» WORK REQUIRED: In full and without alteration, repeat the material.

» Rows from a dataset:
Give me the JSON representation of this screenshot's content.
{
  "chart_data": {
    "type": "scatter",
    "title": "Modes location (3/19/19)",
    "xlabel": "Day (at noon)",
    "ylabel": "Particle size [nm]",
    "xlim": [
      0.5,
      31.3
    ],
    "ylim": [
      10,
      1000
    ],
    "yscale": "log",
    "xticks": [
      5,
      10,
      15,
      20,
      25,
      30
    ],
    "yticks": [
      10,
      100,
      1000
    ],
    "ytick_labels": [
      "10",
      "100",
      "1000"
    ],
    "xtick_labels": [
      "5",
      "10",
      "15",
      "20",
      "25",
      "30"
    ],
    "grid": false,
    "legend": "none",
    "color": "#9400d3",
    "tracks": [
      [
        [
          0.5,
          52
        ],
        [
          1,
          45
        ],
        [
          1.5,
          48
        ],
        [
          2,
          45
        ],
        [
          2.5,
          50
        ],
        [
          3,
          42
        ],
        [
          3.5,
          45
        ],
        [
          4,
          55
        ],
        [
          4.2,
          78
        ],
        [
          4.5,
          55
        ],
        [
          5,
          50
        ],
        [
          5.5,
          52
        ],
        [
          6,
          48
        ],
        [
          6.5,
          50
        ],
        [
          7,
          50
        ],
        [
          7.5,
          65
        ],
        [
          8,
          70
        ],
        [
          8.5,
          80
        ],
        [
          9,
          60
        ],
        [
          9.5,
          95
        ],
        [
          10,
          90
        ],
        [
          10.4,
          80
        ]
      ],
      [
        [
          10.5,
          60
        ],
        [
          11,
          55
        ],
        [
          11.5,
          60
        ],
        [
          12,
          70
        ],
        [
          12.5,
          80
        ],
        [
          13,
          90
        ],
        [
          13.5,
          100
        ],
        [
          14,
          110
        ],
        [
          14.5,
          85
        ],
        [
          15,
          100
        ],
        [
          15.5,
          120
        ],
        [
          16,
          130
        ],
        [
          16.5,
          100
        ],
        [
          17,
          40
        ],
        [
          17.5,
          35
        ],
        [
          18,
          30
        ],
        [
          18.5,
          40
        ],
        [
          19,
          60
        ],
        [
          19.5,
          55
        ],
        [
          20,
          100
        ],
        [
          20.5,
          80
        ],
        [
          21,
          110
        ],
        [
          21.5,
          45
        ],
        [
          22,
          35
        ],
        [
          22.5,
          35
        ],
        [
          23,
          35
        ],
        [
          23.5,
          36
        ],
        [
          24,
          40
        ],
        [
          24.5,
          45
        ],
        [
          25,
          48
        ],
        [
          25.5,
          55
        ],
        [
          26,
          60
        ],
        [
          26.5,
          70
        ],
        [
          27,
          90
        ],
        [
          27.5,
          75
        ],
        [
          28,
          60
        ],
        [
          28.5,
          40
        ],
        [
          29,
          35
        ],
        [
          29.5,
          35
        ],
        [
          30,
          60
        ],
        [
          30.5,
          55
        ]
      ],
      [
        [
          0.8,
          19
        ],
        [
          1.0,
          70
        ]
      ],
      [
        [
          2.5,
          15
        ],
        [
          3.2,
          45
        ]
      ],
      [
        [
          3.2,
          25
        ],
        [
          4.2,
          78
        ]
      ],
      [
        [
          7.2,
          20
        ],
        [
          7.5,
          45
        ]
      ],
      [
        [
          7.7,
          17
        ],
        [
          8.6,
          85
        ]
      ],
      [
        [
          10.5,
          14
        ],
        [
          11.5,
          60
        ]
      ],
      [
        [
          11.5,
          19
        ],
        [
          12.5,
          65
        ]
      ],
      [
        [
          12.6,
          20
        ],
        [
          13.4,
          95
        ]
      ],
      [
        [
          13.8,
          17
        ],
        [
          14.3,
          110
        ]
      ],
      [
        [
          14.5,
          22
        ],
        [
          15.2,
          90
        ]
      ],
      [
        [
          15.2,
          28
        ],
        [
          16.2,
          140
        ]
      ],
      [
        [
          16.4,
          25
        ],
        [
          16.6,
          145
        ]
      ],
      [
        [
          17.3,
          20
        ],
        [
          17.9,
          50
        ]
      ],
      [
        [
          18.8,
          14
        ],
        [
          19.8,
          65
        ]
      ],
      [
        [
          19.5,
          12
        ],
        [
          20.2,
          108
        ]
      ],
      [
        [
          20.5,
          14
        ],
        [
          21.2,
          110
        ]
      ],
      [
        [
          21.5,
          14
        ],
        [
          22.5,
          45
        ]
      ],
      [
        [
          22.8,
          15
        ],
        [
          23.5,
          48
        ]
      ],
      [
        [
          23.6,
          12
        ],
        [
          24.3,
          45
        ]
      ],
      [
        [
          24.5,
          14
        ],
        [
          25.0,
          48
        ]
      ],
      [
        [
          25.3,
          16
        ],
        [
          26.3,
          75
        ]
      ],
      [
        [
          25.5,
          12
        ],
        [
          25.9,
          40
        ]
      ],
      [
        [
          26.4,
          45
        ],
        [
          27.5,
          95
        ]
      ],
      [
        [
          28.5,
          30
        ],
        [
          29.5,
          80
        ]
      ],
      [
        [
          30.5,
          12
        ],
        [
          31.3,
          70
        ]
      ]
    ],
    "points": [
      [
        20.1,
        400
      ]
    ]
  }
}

» SOLUTION:
Give me the JSON representation of this screenshot's content.
{
  "chart_data": {
    "type": "scatter",
    "title": "Modes location (3/19/19)",
    "xlabel": "Day (at noon)",
    "ylabel": "Particle size [nm]",
    "xlim": [
      0.5,
      31.3
    ],
    "ylim": [
      10,
      1000
    ],
    "yscale": "log",
    "xticks": [
      5,
      10,
      15,
      20,
      25,
      30
    ],
    "yticks": [
      10,
      100,
      1000
    ],
    "ytick_labels": [
      "10",
      "100",
      "1000"
    ],
    "xtick_labels": [
      "5",
      "10",
      "15",
      "20",
      "25",
      "30"
    ],
    "grid": false,
    "legend": "none",
    "color": "#9400d3",
    "tracks": [
      [
        [
          0.5,
          52
        ],
        [
          1,
          45
        ],
        [
          1.5,
          48
        ],
        [
          2,
          45
        ],
        [
          2.5,
          50
        ],
        [
          3,
          42
        ],
        [
          3.5,
          45
        ],
        [
          4,
          55
        ],
        [
          4.2,
          78
        ],
        [
          4.5,
          55
        ],
        [
          5,
          50
        ],
        [
          5.5,
          52
        ],
        [
          6,
          48
        ],
        [
          6.5,
          50
        ],
        [
          7,
          50
        ],
        [
          7.5,
          65
        ],
        [
          8,
          70
        ],
        [
          8.5,
          80
        ],
        [
          9,
          60
        ],
        [
          9.5,
          95
        ],
        [
          10,
          90
        ],
        [
          10.4,
          80
        ]
      ],
      [
        [
          10.5,
          60
        ],
        [
          11,
          55
        ],
        [
          11.5,
          60
        ],
        [
          12,
          70
        ],
        [
          12.5,
          80
        ],
        [
          13,
          90
        ],
        [
          13.5,
          100
        ],
        [
          14,
          110
        ],
        [
          14.5,
          85
        ],
        [
          15,
          100
        ],
        [
          15.5,
          120
        ],
        [
          16,
          130
        ],
        [
          16.5,
          100
        ],
        [
          17,
          40
        ],
        [
          17.5,
          35
        ],
        [
          18,
          30
        ],
        [
          18.5,
          40
        ],
        [
          19,
          60
        ],
        [
          19.5,
          55
        ],
        [
          20,
          100
        ],
        [
          20.5,
          80
        ],
        [
          21,
          110
        ],
        [
          21.5,
          45
        ],
        [
          22,
          35
        ],
        [
          22.5,
          35
        ],
        [
          23,
          35
        ],
        [
          23.5,
          36
        ],
        [
          24,
          40
        ],
        [
          24.5,
          45
        ],
        [
          25,
          48
        ],
        [
          25.5,
          55
        ],
        [
          26,
          60
        ],
        [
          26.5,
          70
        ],
        [
          27,
          90
        ],
        [
          27.5,
          75
        ],
        [
          28,
          60
        ],
        [
          28.5,
          40
        ],
        [
          29,
          35
        ],
        [
          29.5,
          35
        ],
        [
          30,
          60
        ],
        [
          30.5,
          55
        ]
      ],
      [
        [
          0.8,
          19
        ],
        [
          1.0,
          70
        ]
      ],
      [
        [
          2.5,
          15
        ],
        [
          3.2,
          45
        ]
      ],
      [
        [
          3.2,
          25
        ],
        [
          4.2,
          78
        ]
      ],
      [
        [
          7.2,
          20
        ],
        [
          7.5,
          45
        ]
      ],
      [
        [
          7.7,
          17
        ],
        [
          8.6,
          85
        ]
      ],
      [
        [
          10.5,
          14
        ],
        [
          11.5,
          60
        ]
      ],
      [
        [
          11.5,
          19
        ],
        [
          12.5,
          65
        ]
      ],
      [
        [
          12.6,
          20
        ],
        [
          13.4,
          95
        ]
      ],
      [
        [
          13.8,
          17
        ],
        [
          14.3,
          110
        ]
      ],
      [
        [
          14.5,
          22
        ],
        [
          15.2,
          90
        ]
      ],
      [
        [
          15.2,
          28
        ],
        [
          16.2,
          140
        ]
      ],
      [
        [
          16.4,
          25
        ],
        [
          16.6,
          145
        ]
      ],
      [
        [
          17.3,
          20
        ],
        [
          17.9,
          50
        ]
      ],
      [
        [
          18.8,
          14
        ],
        [
          19.8,
          65
        ]
      ],
      [
        [
          19.5,
          12
        ],
        [
          20.2,
          108
        ]
      ],
      [
        [
          20.5,
          14
        ],
        [
          21.2,
          110
        ]
      ],
      [
        [
          21.5,
          14
        ],
        [
          22.5,
          45
        ]
      ],
      [
        [
          22.8,
          15
        ],
        [
          23.5,
          48
        ]
      ],
      [
        [
          23.6,
          12
        ],
        [
          24.3,
          45
        ]
      ],
      [
        [
          24.5,
          14
        ],
        [
          25.0,
          48
        ]
      ],
      [
        [
          25.3,
          16
        ],
        [
          26.3,
          75
        ]
      ],
      [
        [
          25.5,
          12
        ],
        [
          25.9,
          40
        ]
      ],
      [
        [
          26.4,
          45
        ],
        [
          27.5,
          95
        ]
      ],
      [
        [
          28.5,
          30
        ],
        [
          29.5,
          80
        ]
      ],
      [
        [
          30.5,
          12
        ],
        [
          31.3,
          70
        ]
      ]
    ],
    "points": [
      [
        20.1,
        400
      ]
    ]
  }
}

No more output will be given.